-- START OF Records shown --

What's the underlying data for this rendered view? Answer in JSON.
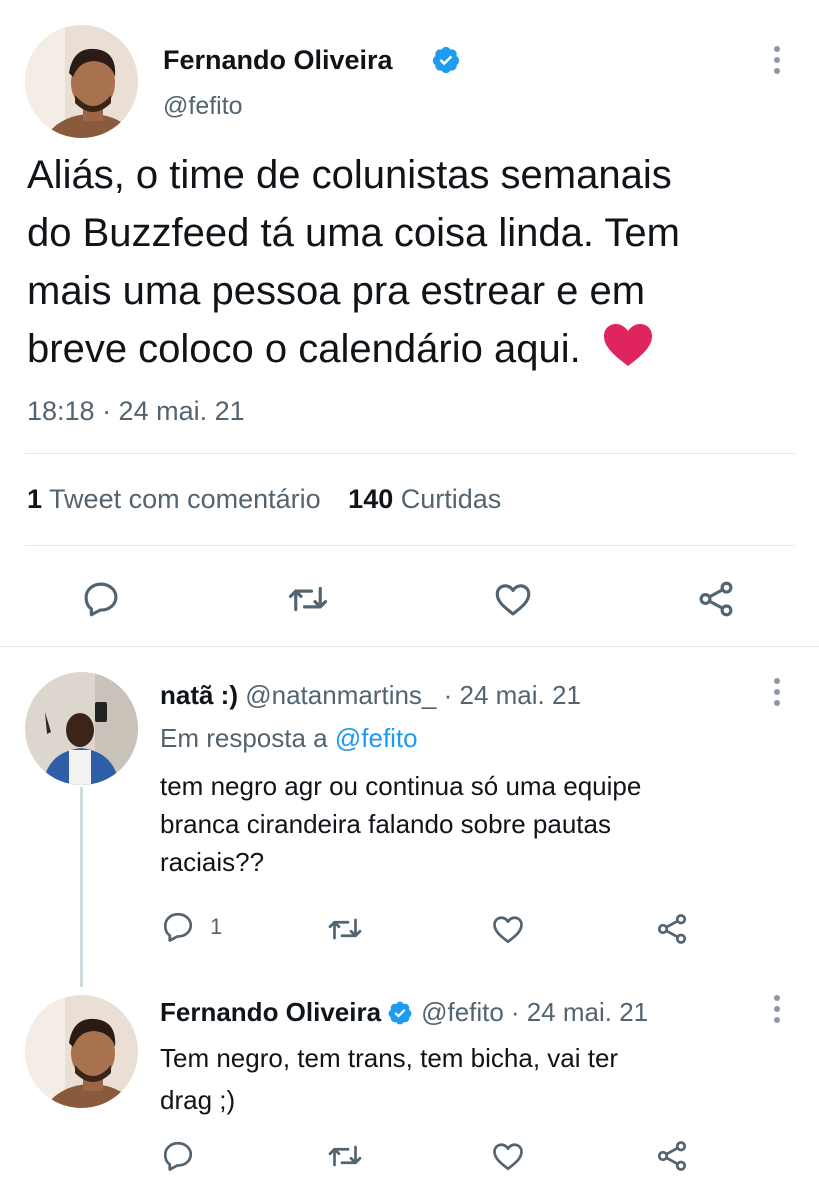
{
  "colors": {
    "text": "#0f1419",
    "secondary": "#536471",
    "accent": "#1d9bf0",
    "heart": "#e0245e",
    "divider": "#e6e9ec"
  },
  "main_tweet": {
    "author_name": "Fernando Oliveira",
    "author_handle": "@fefito",
    "verified": true,
    "text_lines": [
      "Aliás, o time de colunistas semanais",
      "do Buzzfeed tá uma coisa linda. Tem",
      "mais uma pessoa pra estrear e em",
      "breve coloco o calendário aqui."
    ],
    "emoji": "red-heart",
    "timestamp": "18:18 · 24 mai. 21",
    "stats": {
      "quotes_count": "1",
      "quotes_label": "Tweet com comentário",
      "likes_count": "140",
      "likes_label": "Curtidas"
    },
    "actions": [
      "reply-icon",
      "retweet-icon",
      "like-icon",
      "share-icon"
    ]
  },
  "reply_1": {
    "author_name": "natã :)",
    "author_handle": "@natanmartins_",
    "date": "· 24 mai. 21",
    "reply_to_prefix": "Em resposta a",
    "reply_to_handle": "@fefito",
    "text_lines": [
      "tem negro agr ou continua só uma equipe",
      "branca cirandeira falando sobre pautas",
      "raciais??"
    ],
    "reply_count": "1"
  },
  "reply_2": {
    "author_name": "Fernando Oliveira",
    "author_handle": "@fefito",
    "date": "· 24 mai. 21",
    "verified": true,
    "text_lines": [
      "Tem negro, tem trans, tem bicha, vai ter",
      "drag ;)"
    ]
  }
}
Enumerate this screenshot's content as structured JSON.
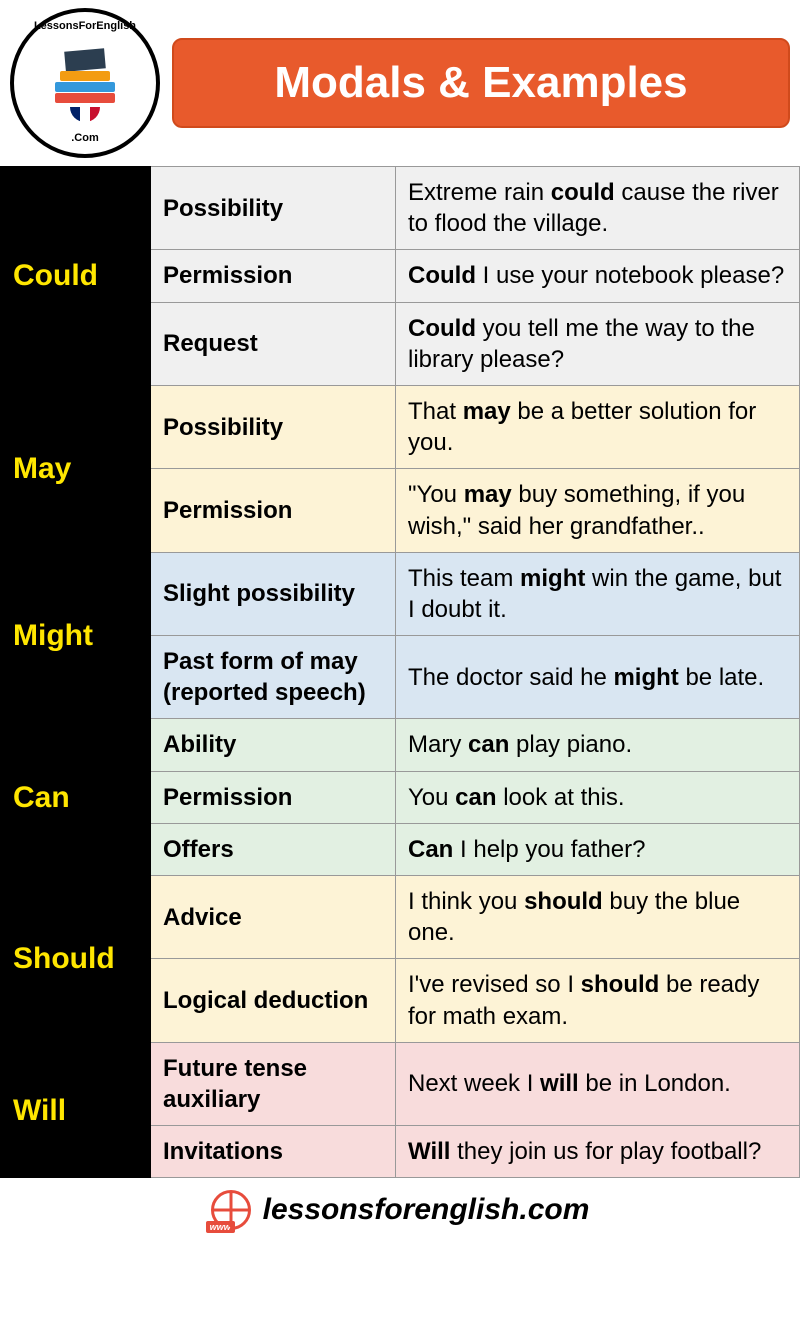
{
  "header": {
    "title": "Modals & Examples",
    "logo_top": "LessonsForEnglish",
    "logo_bottom": ".Com"
  },
  "modals": [
    {
      "name": "Could",
      "bg": "bg-grey",
      "rows": [
        {
          "usage": "Possibility",
          "example_pre": "Extreme rain ",
          "example_bold": "could",
          "example_post": " cause the river to flood the village."
        },
        {
          "usage": "Permission",
          "example_pre": "",
          "example_bold": "Could",
          "example_post": " I use your notebook please?"
        },
        {
          "usage": "Request",
          "example_pre": "",
          "example_bold": "Could",
          "example_post": " you tell me the way to the library please?"
        }
      ]
    },
    {
      "name": "May",
      "bg": "bg-cream",
      "rows": [
        {
          "usage": "Possibility",
          "example_pre": "That ",
          "example_bold": "may",
          "example_post": " be a better solution for you."
        },
        {
          "usage": "Permission",
          "example_pre": "\"You ",
          "example_bold": "may",
          "example_post": " buy something, if you wish,\" said her grandfather.."
        }
      ]
    },
    {
      "name": "Might",
      "bg": "bg-blue",
      "rows": [
        {
          "usage": "Slight possibility",
          "example_pre": "This team ",
          "example_bold": "might",
          "example_post": " win the game, but I doubt it."
        },
        {
          "usage": "Past form of may (reported speech)",
          "example_pre": "The doctor said he ",
          "example_bold": "might",
          "example_post": " be late."
        }
      ]
    },
    {
      "name": "Can",
      "bg": "bg-green",
      "rows": [
        {
          "usage": "Ability",
          "example_pre": "Mary ",
          "example_bold": "can",
          "example_post": " play piano."
        },
        {
          "usage": "Permission",
          "example_pre": "You ",
          "example_bold": "can",
          "example_post": " look at this."
        },
        {
          "usage": "Offers",
          "example_pre": "",
          "example_bold": "Can",
          "example_post": " I help you father?"
        }
      ]
    },
    {
      "name": "Should",
      "bg": "bg-cream",
      "rows": [
        {
          "usage": "Advice",
          "example_pre": "I think you ",
          "example_bold": "should",
          "example_post": " buy the blue one."
        },
        {
          "usage": "Logical deduction",
          "example_pre": "I've revised so I ",
          "example_bold": "should",
          "example_post": " be ready for math exam."
        }
      ]
    },
    {
      "name": "Will",
      "bg": "bg-pink",
      "rows": [
        {
          "usage": "Future tense auxiliary",
          "example_pre": "Next week I ",
          "example_bold": "will",
          "example_post": " be in London."
        },
        {
          "usage": "Invitations",
          "example_pre": "",
          "example_bold": "Will",
          "example_post": " they join us for play football?"
        }
      ]
    }
  ],
  "footer": {
    "url": "lessonsforenglish.com",
    "www": "www"
  }
}
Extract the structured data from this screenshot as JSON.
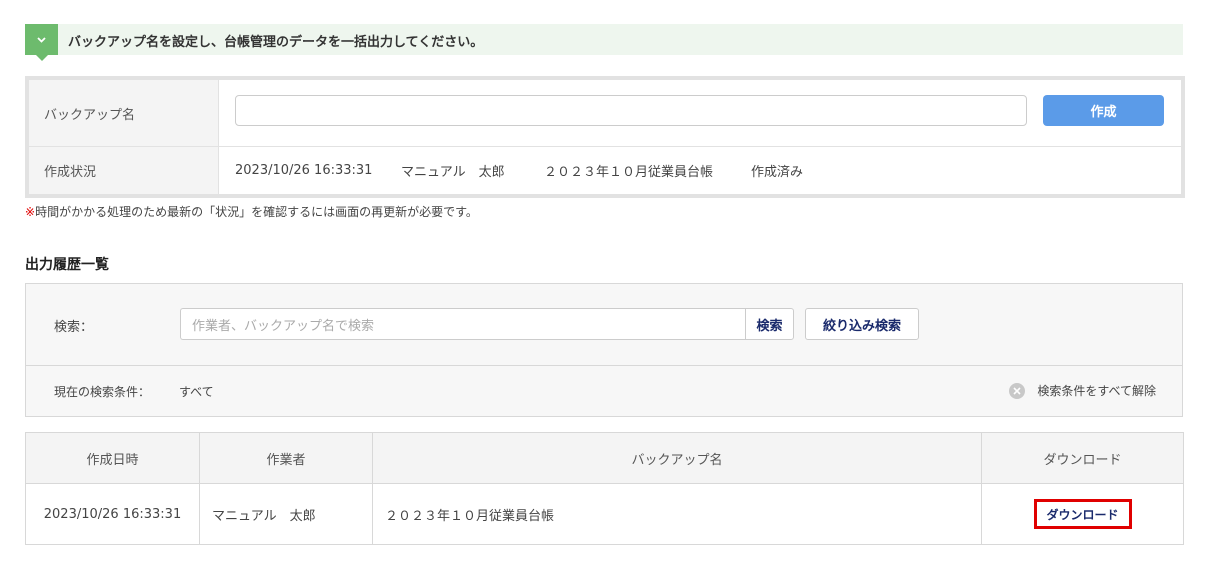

-- END OF Records shown --

Print the records above exactly as they stand, but leave out the pictures.

### Output of the exercise
What's the underlying data for this rendered view? Answer in JSON.
{
  "colors": {
    "text": "#0f1419",
    "secondary": "#536471",
    "accent": "#1d9bf0",
    "heart": "#e0245e",
    "divider": "#e6e9ec"
  },
  "main_tweet": {
    "author_name": "Fernando Oliveira",
    "author_handle": "@fefito",
    "verified": true,
    "text_lines": [
      "Aliás, o time de colunistas semanais",
      "do Buzzfeed tá uma coisa linda. Tem",
      "mais uma pessoa pra estrear e em",
      "breve coloco o calendário aqui."
    ],
    "emoji": "red-heart",
    "timestamp": "18:18 · 24 mai. 21",
    "stats": {
      "quotes_count": "1",
      "quotes_label": "Tweet com comentário",
      "likes_count": "140",
      "likes_label": "Curtidas"
    },
    "actions": [
      "reply-icon",
      "retweet-icon",
      "like-icon",
      "share-icon"
    ]
  },
  "reply_1": {
    "author_name": "natã :)",
    "author_handle": "@natanmartins_",
    "date": "· 24 mai. 21",
    "reply_to_prefix": "Em resposta a",
    "reply_to_handle": "@fefito",
    "text_lines": [
      "tem negro agr ou continua só uma equipe",
      "branca cirandeira falando sobre pautas",
      "raciais??"
    ],
    "reply_count": "1"
  },
  "reply_2": {
    "author_name": "Fernando Oliveira",
    "author_handle": "@fefito",
    "date": "· 24 mai. 21",
    "verified": true,
    "text_lines": [
      "Tem negro, tem trans, tem bicha, vai ter",
      "drag ;)"
    ]
  }
}
Enumerate this screenshot's content as structured JSON.
{
  "header": {
    "title": "Modals & Examples",
    "logo_top": "LessonsForEnglish",
    "logo_bottom": ".Com"
  },
  "modals": [
    {
      "name": "Could",
      "bg": "bg-grey",
      "rows": [
        {
          "usage": "Possibility",
          "example_pre": "Extreme rain ",
          "example_bold": "could",
          "example_post": " cause the river to flood the village."
        },
        {
          "usage": "Permission",
          "example_pre": "",
          "example_bold": "Could",
          "example_post": " I use your notebook please?"
        },
        {
          "usage": "Request",
          "example_pre": "",
          "example_bold": "Could",
          "example_post": " you tell me the way to the library please?"
        }
      ]
    },
    {
      "name": "May",
      "bg": "bg-cream",
      "rows": [
        {
          "usage": "Possibility",
          "example_pre": "That ",
          "example_bold": "may",
          "example_post": " be a better solution for you."
        },
        {
          "usage": "Permission",
          "example_pre": "\"You ",
          "example_bold": "may",
          "example_post": " buy something, if you wish,\" said her grandfather.."
        }
      ]
    },
    {
      "name": "Might",
      "bg": "bg-blue",
      "rows": [
        {
          "usage": "Slight possibility",
          "example_pre": "This team ",
          "example_bold": "might",
          "example_post": " win the game, but I doubt it."
        },
        {
          "usage": "Past form of may (reported speech)",
          "example_pre": "The doctor said he ",
          "example_bold": "might",
          "example_post": " be late."
        }
      ]
    },
    {
      "name": "Can",
      "bg": "bg-green",
      "rows": [
        {
          "usage": "Ability",
          "example_pre": "Mary ",
          "example_bold": "can",
          "example_post": " play piano."
        },
        {
          "usage": "Permission",
          "example_pre": "You ",
          "example_bold": "can",
          "example_post": " look at this."
        },
        {
          "usage": "Offers",
          "example_pre": "",
          "example_bold": "Can",
          "example_post": " I help you father?"
        }
      ]
    },
    {
      "name": "Should",
      "bg": "bg-cream",
      "rows": [
        {
          "usage": "Advice",
          "example_pre": "I think you ",
          "example_bold": "should",
          "example_post": " buy the blue one."
        },
        {
          "usage": "Logical deduction",
          "example_pre": "I've revised so I ",
          "example_bold": "should",
          "example_post": " be ready for math exam."
        }
      ]
    },
    {
      "name": "Will",
      "bg": "bg-pink",
      "rows": [
        {
          "usage": "Future tense auxiliary",
          "example_pre": "Next week I ",
          "example_bold": "will",
          "example_post": " be in London."
        },
        {
          "usage": "Invitations",
          "example_pre": "",
          "example_bold": "Will",
          "example_post": " they join us for play football?"
        }
      ]
    }
  ],
  "footer": {
    "url": "lessonsforenglish.com",
    "www": "www"
  }
}
Extract the structured data from this screenshot as JSON.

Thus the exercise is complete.